**TEXTO**
+++++
Pero la rebelión de los componentes de esa costra sindical a que he aludido (formada desde el gobierno del

M.N.R., capa a capa, para paliar la llaga social que requería de más desinteresados remedios), no es más que una

manifestación parcial, acaso la más grave, de un vasto proceso de desintegración nacional.

El ideal de liberación de una clase ha terminado por contagiar a todos los grupos nacionales de una irreprimible

necesidad de independencia. Este tópico de la emancipación es a tal punto un lugar común en el vocabulario del

boliviano de hoy día, que hasta los grupos más modestos proclaman su resolución de independizarse, aunque no

precisan el yugo del que estarían resueltos a no depender más. Bajo la apariencia casi pueril de esta urgencia

liberadora, se expresa la trágica incomprensión de la vida de nación, con todas las dependencias a que obliga el

derecho de integrar una comunidad.

Si el sentimiento nacional fue siempre incipiente, hoy se ha reducido a un mínimo apenas compatible con la

conservación unitaria del país. El “separatismo”, los comités departamentales, las emancipaciones gremiales; son

todos indicios que componen la clásica sintomatología de ese gravísimo mal que comienza a desarticular la

nación. Es que la recíproca independencia de los grupos constitutivos de la nación trae consigo la dependencia de

la nación misma. El gobierno, que fuera el lamentable organizador de esta funesta tarea de desintegración

nacional, es hoy el organismo con menos independencia del país. Sin embargo de estar en tan penosa situación de

dependencia económica y política, continúa proclamando el triunfo de su empresa de liberación n a cional.

Abruma tan grande idoneidad para el error y la simulación.
+++++
**MATERIAL REGISTRADO**
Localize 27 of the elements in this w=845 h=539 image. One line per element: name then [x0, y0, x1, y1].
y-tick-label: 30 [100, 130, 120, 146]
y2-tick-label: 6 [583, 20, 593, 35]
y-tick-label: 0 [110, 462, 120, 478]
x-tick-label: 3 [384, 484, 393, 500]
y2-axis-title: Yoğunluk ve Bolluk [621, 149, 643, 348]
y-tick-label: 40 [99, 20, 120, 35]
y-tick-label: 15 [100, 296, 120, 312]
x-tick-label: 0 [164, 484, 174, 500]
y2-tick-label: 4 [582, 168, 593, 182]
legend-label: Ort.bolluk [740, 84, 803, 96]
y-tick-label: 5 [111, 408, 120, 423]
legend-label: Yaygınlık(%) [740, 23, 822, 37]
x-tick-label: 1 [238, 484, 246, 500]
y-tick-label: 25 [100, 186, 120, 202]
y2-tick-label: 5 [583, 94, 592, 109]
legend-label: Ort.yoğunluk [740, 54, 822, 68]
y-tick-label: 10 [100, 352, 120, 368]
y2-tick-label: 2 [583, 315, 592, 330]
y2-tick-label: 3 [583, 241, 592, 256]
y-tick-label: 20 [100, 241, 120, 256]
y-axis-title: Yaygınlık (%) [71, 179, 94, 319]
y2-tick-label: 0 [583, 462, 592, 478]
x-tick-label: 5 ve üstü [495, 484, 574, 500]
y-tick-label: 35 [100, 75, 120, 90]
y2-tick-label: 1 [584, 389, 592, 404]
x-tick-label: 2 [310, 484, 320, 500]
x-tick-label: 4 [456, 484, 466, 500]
+++++
**TAREAS**
1) Reproduce del texto todo el fragmento que va desde "todos indicios que" hasta "y la simulación.".
2) Indica si cada afirmación concuerda con el texto, respondiendo sí o no y citando literalmente las palabras del texto que lo deciden. (a) La costra sindical se formó desde el gobierno del M.N.R. capa a capa. (b) El gobierno es hoy el organismo con más independencia del país. (c) Los grupos más modestos precisan el yugo del que quieren independizarse.
El material proviene de una fuente distinta.

**RESPUESTAS POR TAREA**
1)
todos indicios que componen la clásica sintomatología de ese gravísimo mal que comienza a desarticular la

nación. Es que la recíproca independencia de los grupos constitutivos de la nación trae consigo la dependencia de

la nación misma. El gobierno, que fuera el lamentable organizador de esta funesta tarea de desintegración

nacional, es hoy el organismo con menos independencia del país. Sin embargo de estar en tan penosa situación de

dependencia económica y política, continúa proclamando el triunfo de su empresa de liberación n a cional.

Abruma tan grande idoneidad para el error y la simulación.

2)
(a) Sí: "formada desde el gobierno del M.N.R., capa a capa".
(b) No: "es hoy el organismo con menos independencia del país".
(c) No: "aunque no precisan el yugo del que estarían resueltos a no depender más".